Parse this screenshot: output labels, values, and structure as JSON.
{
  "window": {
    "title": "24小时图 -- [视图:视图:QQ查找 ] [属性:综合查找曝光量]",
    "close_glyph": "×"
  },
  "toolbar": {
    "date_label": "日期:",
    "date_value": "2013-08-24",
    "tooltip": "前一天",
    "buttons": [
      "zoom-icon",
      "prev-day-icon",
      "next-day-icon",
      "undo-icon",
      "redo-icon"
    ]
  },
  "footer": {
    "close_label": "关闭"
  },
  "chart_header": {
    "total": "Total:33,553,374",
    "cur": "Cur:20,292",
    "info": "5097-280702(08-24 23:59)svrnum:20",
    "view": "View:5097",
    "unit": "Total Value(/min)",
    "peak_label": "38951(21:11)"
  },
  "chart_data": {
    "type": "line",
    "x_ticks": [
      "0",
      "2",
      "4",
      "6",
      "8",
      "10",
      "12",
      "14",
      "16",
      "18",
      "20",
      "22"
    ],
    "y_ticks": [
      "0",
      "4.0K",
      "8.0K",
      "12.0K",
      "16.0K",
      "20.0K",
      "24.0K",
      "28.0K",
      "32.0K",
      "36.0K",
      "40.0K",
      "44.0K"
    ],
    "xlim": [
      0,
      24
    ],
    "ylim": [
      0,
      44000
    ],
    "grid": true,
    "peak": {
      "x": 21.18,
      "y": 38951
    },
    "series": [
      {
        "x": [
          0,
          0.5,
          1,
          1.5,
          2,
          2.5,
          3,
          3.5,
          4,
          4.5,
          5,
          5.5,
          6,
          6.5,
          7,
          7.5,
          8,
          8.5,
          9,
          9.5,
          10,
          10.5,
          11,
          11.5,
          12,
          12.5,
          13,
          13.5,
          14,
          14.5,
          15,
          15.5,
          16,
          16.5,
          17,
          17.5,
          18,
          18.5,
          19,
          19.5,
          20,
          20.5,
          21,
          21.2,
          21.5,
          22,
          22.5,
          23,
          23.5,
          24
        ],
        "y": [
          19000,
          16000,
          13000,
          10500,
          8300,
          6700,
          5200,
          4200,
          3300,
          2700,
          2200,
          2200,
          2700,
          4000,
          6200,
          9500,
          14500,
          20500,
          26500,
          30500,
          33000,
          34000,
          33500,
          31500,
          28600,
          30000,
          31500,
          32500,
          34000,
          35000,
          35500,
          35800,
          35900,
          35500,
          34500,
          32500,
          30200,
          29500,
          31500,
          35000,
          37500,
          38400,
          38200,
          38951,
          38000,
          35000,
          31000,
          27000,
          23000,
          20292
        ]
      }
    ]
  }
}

# # # #

Stated problem:
Your task is to print the whole listing again exactly.

Expected output:
Parse this screenshot: output labels, values, and structure as JSON.
{
  "window": {
    "title": "24小时图 -- [视图:视图:QQ查找 ] [属性:综合查找曝光量]",
    "close_glyph": "×"
  },
  "toolbar": {
    "date_label": "日期:",
    "date_value": "2013-08-24",
    "tooltip": "前一天",
    "buttons": [
      "zoom-icon",
      "prev-day-icon",
      "next-day-icon",
      "undo-icon",
      "redo-icon"
    ]
  },
  "footer": {
    "close_label": "关闭"
  },
  "chart_header": {
    "total": "Total:33,553,374",
    "cur": "Cur:20,292",
    "info": "5097-280702(08-24 23:59)svrnum:20",
    "view": "View:5097",
    "unit": "Total Value(/min)",
    "peak_label": "38951(21:11)"
  },
  "chart_data": {
    "type": "line",
    "x_ticks": [
      "0",
      "2",
      "4",
      "6",
      "8",
      "10",
      "12",
      "14",
      "16",
      "18",
      "20",
      "22"
    ],
    "y_ticks": [
      "0",
      "4.0K",
      "8.0K",
      "12.0K",
      "16.0K",
      "20.0K",
      "24.0K",
      "28.0K",
      "32.0K",
      "36.0K",
      "40.0K",
      "44.0K"
    ],
    "xlim": [
      0,
      24
    ],
    "ylim": [
      0,
      44000
    ],
    "grid": true,
    "peak": {
      "x": 21.18,
      "y": 38951
    },
    "series": [
      {
        "x": [
          0,
          0.5,
          1,
          1.5,
          2,
          2.5,
          3,
          3.5,
          4,
          4.5,
          5,
          5.5,
          6,
          6.5,
          7,
          7.5,
          8,
          8.5,
          9,
          9.5,
          10,
          10.5,
          11,
          11.5,
          12,
          12.5,
          13,
          13.5,
          14,
          14.5,
          15,
          15.5,
          16,
          16.5,
          17,
          17.5,
          18,
          18.5,
          19,
          19.5,
          20,
          20.5,
          21,
          21.2,
          21.5,
          22,
          22.5,
          23,
          23.5,
          24
        ],
        "y": [
          19000,
          16000,
          13000,
          10500,
          8300,
          6700,
          5200,
          4200,
          3300,
          2700,
          2200,
          2200,
          2700,
          4000,
          6200,
          9500,
          14500,
          20500,
          26500,
          30500,
          33000,
          34000,
          33500,
          31500,
          28600,
          30000,
          31500,
          32500,
          34000,
          35000,
          35500,
          35800,
          35900,
          35500,
          34500,
          32500,
          30200,
          29500,
          31500,
          35000,
          37500,
          38400,
          38200,
          38951,
          38000,
          35000,
          31000,
          27000,
          23000,
          20292
        ]
      }
    ]
  }
}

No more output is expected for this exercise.